Stated task.
Reproduce every entry exactly and leave its pictures out.

Task data.
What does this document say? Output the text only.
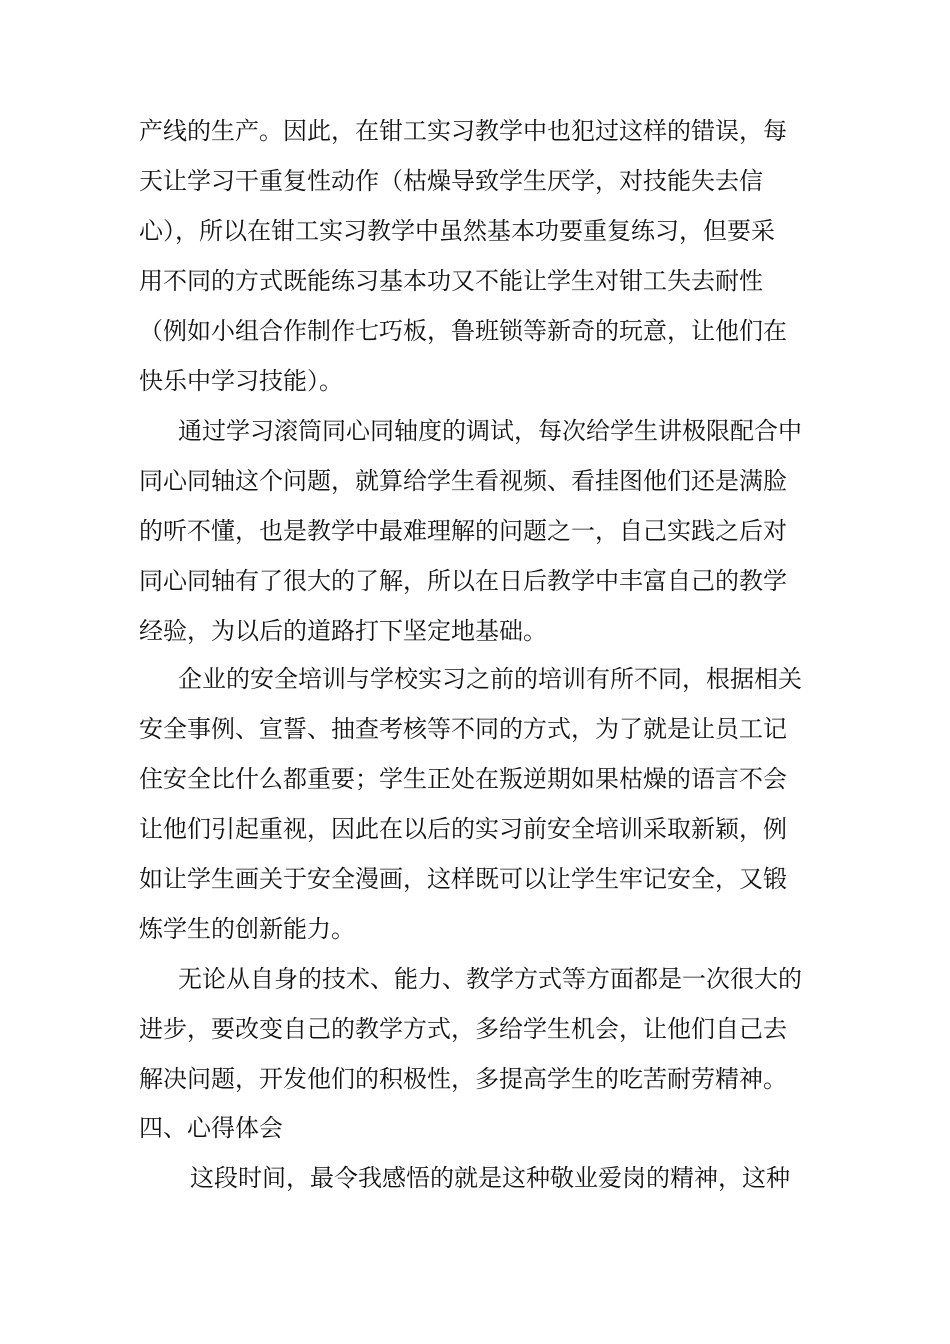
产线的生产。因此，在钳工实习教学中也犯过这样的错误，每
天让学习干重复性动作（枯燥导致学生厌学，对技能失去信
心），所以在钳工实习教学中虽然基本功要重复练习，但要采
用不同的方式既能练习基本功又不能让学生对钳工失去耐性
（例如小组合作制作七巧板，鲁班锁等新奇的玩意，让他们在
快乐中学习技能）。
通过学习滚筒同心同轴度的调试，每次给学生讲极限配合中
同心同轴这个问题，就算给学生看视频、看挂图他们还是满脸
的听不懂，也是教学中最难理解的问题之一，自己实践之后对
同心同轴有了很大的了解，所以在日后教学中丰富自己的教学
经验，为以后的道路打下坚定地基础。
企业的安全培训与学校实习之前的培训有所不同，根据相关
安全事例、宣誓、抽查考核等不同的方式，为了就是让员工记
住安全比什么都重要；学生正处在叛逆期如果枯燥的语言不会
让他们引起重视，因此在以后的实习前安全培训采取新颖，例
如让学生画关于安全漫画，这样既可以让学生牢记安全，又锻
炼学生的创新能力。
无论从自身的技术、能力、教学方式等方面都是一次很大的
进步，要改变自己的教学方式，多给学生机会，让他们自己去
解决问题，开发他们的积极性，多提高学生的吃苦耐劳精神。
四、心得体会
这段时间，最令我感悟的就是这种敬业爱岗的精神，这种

Full solution.
What does this document say? Output the text only.
产线的生产。因此，在钳工实习教学中也犯过这样的错误，每
天让学习干重复性动作（枯燥导致学生厌学，对技能失去信
心），所以在钳工实习教学中虽然基本功要重复练习，但要采
用不同的方式既能练习基本功又不能让学生对钳工失去耐性
（例如小组合作制作七巧板，鲁班锁等新奇的玩意，让他们在
快乐中学习技能）。
通过学习滚筒同心同轴度的调试，每次给学生讲极限配合中
同心同轴这个问题，就算给学生看视频、看挂图他们还是满脸
的听不懂，也是教学中最难理解的问题之一，自己实践之后对
同心同轴有了很大的了解，所以在日后教学中丰富自己的教学
经验，为以后的道路打下坚定地基础。
企业的安全培训与学校实习之前的培训有所不同，根据相关
安全事例、宣誓、抽查考核等不同的方式，为了就是让员工记
住安全比什么都重要；学生正处在叛逆期如果枯燥的语言不会
让他们引起重视，因此在以后的实习前安全培训采取新颖，例
如让学生画关于安全漫画，这样既可以让学生牢记安全，又锻
炼学生的创新能力。
无论从自身的技术、能力、教学方式等方面都是一次很大的
进步，要改变自己的教学方式，多给学生机会，让他们自己去
解决问题，开发他们的积极性，多提高学生的吃苦耐劳精神。
四、心得体会
这段时间，最令我感悟的就是这种敬业爱岗的精神，这种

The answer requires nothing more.